** BEGIN **

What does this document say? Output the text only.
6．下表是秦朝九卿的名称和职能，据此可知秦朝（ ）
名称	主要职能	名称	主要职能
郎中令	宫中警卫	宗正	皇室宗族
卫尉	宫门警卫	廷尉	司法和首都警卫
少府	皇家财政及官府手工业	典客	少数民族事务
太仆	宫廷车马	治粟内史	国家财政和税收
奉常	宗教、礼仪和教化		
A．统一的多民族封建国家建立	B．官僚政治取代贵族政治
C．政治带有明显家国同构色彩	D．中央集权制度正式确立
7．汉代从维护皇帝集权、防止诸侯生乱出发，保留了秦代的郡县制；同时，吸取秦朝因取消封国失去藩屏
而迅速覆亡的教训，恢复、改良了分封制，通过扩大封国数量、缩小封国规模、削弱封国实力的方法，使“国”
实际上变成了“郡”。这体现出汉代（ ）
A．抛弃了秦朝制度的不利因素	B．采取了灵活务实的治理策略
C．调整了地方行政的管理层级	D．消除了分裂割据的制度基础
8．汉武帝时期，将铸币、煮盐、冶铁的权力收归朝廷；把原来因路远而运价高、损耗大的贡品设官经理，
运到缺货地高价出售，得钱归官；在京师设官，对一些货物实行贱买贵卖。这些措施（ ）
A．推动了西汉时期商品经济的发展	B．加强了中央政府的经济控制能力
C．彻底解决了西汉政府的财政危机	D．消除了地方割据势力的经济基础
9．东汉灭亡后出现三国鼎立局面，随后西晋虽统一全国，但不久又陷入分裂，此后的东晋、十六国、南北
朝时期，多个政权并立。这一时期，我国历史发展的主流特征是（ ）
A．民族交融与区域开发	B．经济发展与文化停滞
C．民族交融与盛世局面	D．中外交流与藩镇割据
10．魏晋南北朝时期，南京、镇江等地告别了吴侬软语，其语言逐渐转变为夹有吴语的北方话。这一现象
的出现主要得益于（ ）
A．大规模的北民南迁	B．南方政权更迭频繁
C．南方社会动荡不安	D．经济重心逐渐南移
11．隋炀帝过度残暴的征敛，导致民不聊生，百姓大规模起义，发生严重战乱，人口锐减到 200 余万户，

** END **

Each line of the material should be duplicated exactly, please.

What does this document say? Output the text only.
6．下表是秦朝九卿的名称和职能，据此可知秦朝（ ）
名称	主要职能	名称	主要职能
郎中令	宫中警卫	宗正	皇室宗族
卫尉	宫门警卫	廷尉	司法和首都警卫
少府	皇家财政及官府手工业	典客	少数民族事务
太仆	宫廷车马	治粟内史	国家财政和税收
奉常	宗教、礼仪和教化		
A．统一的多民族封建国家建立	B．官僚政治取代贵族政治
C．政治带有明显家国同构色彩	D．中央集权制度正式确立
7．汉代从维护皇帝集权、防止诸侯生乱出发，保留了秦代的郡县制；同时，吸取秦朝因取消封国失去藩屏
而迅速覆亡的教训，恢复、改良了分封制，通过扩大封国数量、缩小封国规模、削弱封国实力的方法，使“国”
实际上变成了“郡”。这体现出汉代（ ）
A．抛弃了秦朝制度的不利因素	B．采取了灵活务实的治理策略
C．调整了地方行政的管理层级	D．消除了分裂割据的制度基础
8．汉武帝时期，将铸币、煮盐、冶铁的权力收归朝廷；把原来因路远而运价高、损耗大的贡品设官经理，
运到缺货地高价出售，得钱归官；在京师设官，对一些货物实行贱买贵卖。这些措施（ ）
A．推动了西汉时期商品经济的发展	B．加强了中央政府的经济控制能力
C．彻底解决了西汉政府的财政危机	D．消除了地方割据势力的经济基础
9．东汉灭亡后出现三国鼎立局面，随后西晋虽统一全国，但不久又陷入分裂，此后的东晋、十六国、南北
朝时期，多个政权并立。这一时期，我国历史发展的主流特征是（ ）
A．民族交融与区域开发	B．经济发展与文化停滞
C．民族交融与盛世局面	D．中外交流与藩镇割据
10．魏晋南北朝时期，南京、镇江等地告别了吴侬软语，其语言逐渐转变为夹有吴语的北方话。这一现象
的出现主要得益于（ ）
A．大规模的北民南迁	B．南方政权更迭频繁
C．南方社会动荡不安	D．经济重心逐渐南移
11．隋炀帝过度残暴的征敛，导致民不聊生，百姓大规模起义，发生严重战乱，人口锐减到 200 余万户，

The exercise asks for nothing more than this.